Exercise instructions: Keep only the lines of the data below that contain "JSON", and copy them.

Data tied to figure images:

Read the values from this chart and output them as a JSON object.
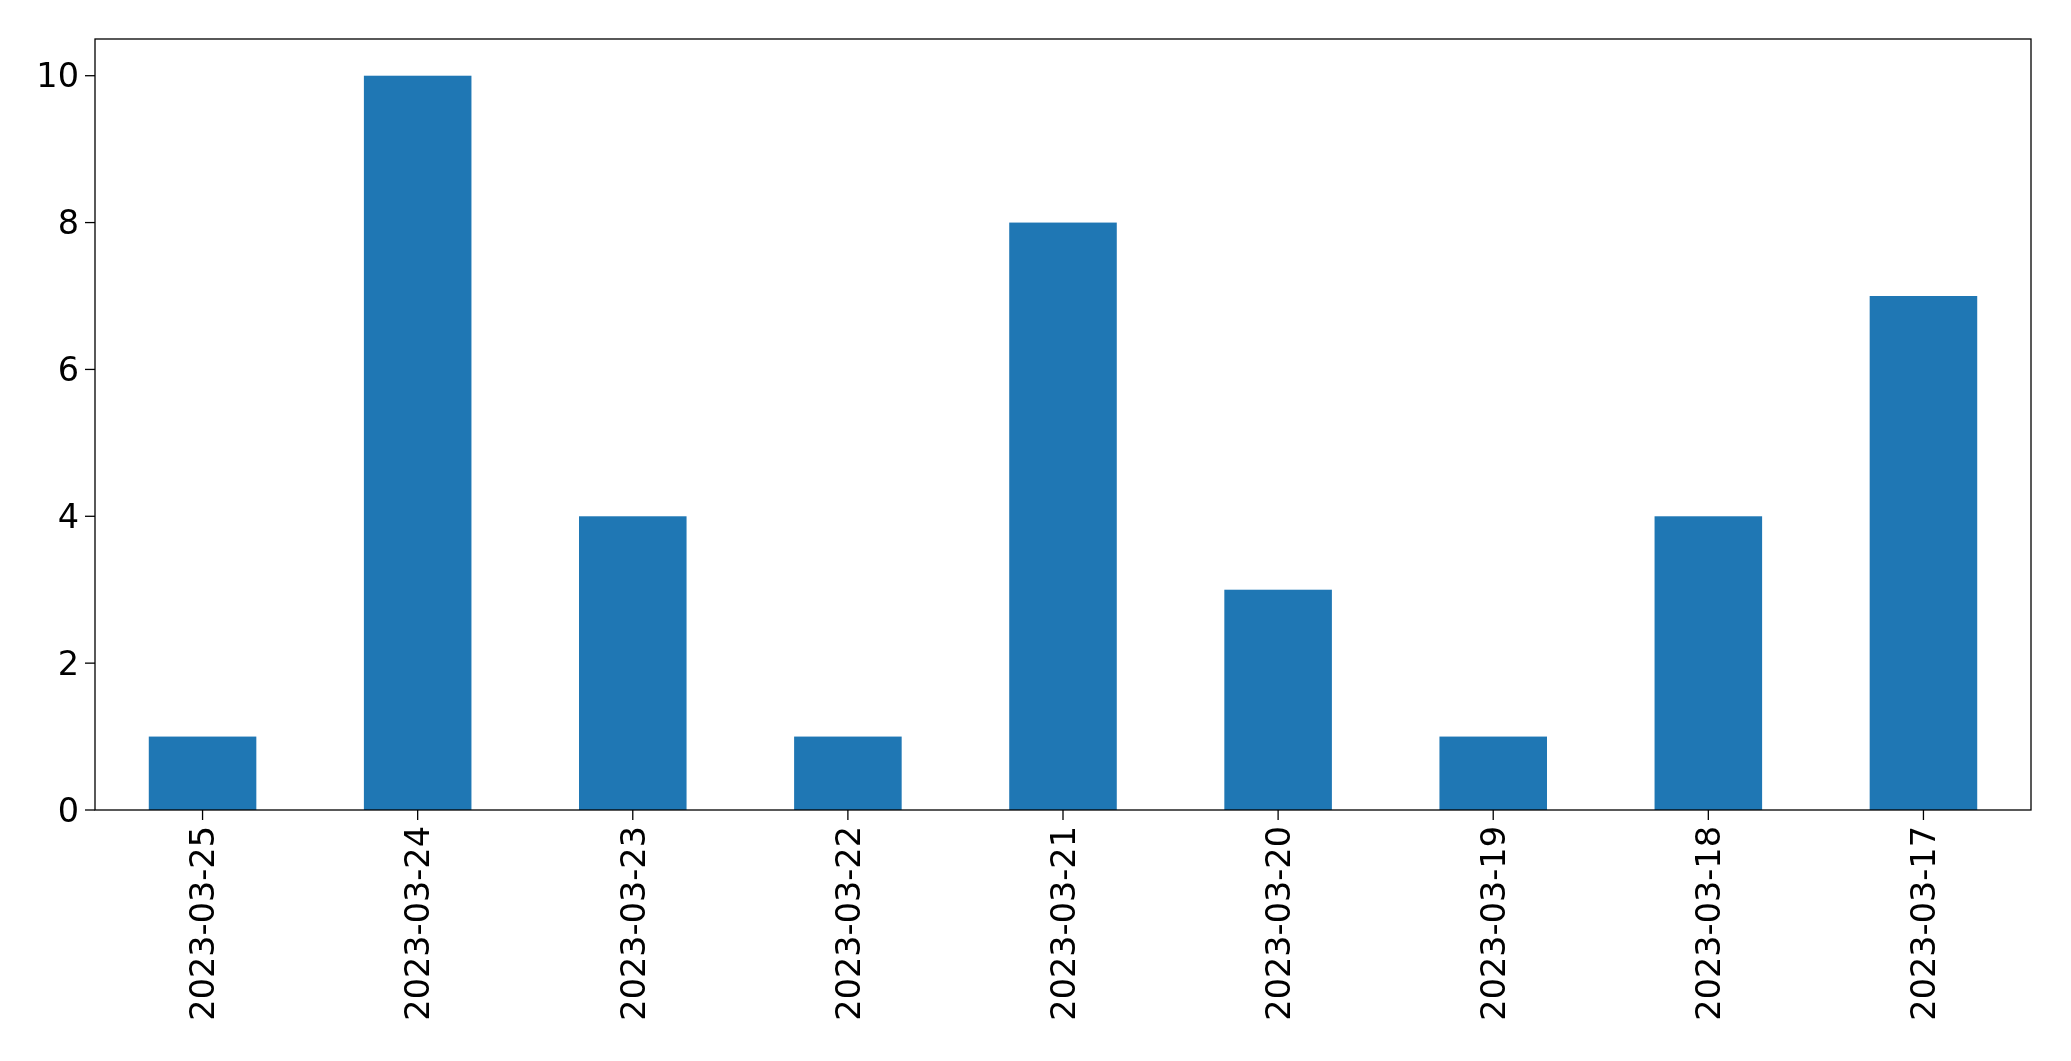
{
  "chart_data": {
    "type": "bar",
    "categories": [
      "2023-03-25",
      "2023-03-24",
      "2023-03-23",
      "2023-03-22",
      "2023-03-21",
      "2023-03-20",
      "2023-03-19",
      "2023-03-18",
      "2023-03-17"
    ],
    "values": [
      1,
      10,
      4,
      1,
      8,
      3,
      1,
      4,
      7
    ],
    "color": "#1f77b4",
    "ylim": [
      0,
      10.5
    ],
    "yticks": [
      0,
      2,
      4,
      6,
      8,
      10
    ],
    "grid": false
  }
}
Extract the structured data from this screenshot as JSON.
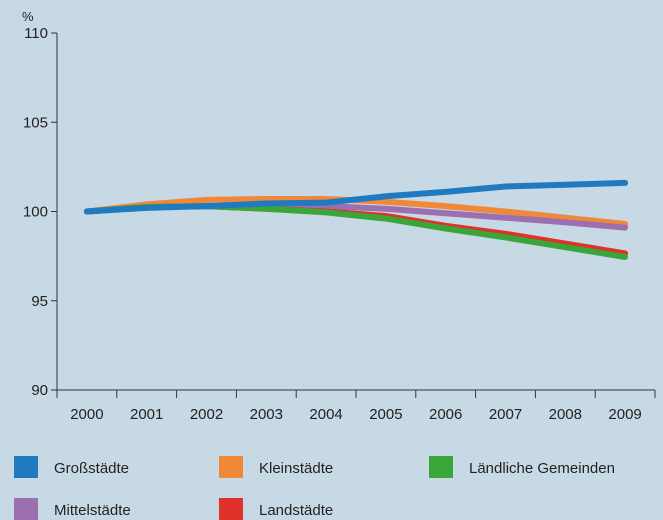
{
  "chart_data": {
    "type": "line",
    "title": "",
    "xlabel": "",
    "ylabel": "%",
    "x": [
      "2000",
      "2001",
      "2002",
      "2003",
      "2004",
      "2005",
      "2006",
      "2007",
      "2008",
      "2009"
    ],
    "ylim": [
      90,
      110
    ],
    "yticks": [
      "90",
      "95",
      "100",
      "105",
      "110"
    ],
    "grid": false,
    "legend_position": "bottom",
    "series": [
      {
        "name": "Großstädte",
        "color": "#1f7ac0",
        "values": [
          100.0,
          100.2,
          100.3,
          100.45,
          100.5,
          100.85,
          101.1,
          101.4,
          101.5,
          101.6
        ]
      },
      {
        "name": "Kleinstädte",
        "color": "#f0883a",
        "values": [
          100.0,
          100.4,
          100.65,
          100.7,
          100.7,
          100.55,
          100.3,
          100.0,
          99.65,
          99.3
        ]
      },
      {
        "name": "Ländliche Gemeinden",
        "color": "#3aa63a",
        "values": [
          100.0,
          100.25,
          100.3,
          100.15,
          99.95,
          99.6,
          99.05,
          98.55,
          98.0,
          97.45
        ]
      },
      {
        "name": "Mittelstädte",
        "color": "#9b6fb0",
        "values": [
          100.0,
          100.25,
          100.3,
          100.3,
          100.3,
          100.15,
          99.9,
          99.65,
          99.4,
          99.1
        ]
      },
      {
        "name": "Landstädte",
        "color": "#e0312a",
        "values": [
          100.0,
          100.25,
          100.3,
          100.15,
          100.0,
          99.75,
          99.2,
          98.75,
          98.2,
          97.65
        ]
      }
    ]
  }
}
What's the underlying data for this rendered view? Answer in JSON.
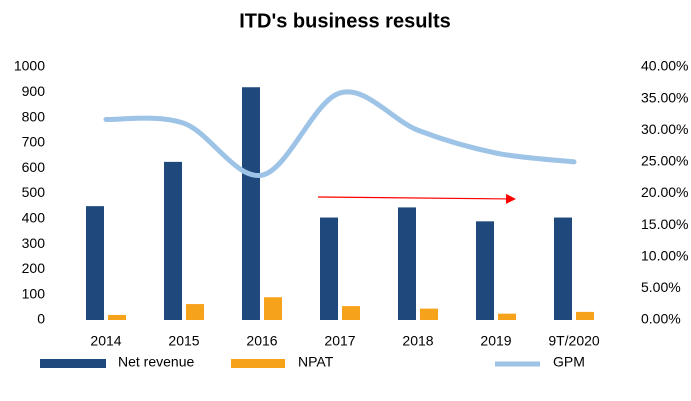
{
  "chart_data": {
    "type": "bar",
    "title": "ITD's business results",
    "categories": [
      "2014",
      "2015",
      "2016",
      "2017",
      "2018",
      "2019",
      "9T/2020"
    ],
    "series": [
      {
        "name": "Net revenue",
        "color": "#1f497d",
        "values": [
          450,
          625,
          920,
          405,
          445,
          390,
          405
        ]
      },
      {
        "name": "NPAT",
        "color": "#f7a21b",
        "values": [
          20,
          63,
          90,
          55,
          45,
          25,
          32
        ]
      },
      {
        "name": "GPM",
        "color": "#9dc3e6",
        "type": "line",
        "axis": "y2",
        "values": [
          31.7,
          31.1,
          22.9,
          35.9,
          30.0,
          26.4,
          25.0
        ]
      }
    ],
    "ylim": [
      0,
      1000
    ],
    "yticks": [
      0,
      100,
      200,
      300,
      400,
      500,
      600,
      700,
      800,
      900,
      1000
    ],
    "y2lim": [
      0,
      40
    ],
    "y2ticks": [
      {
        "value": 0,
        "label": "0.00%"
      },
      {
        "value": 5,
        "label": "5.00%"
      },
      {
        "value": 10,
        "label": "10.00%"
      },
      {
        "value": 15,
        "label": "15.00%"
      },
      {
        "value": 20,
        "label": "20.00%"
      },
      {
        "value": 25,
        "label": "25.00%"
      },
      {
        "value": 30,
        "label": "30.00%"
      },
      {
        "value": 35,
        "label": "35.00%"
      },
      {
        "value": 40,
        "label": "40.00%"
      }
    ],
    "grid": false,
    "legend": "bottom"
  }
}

Reply:
Read the values from this chart and output them as a JSON object.
Extract the structured data from this screenshot as JSON.
What's the underlying data for this rendered view? Answer in JSON.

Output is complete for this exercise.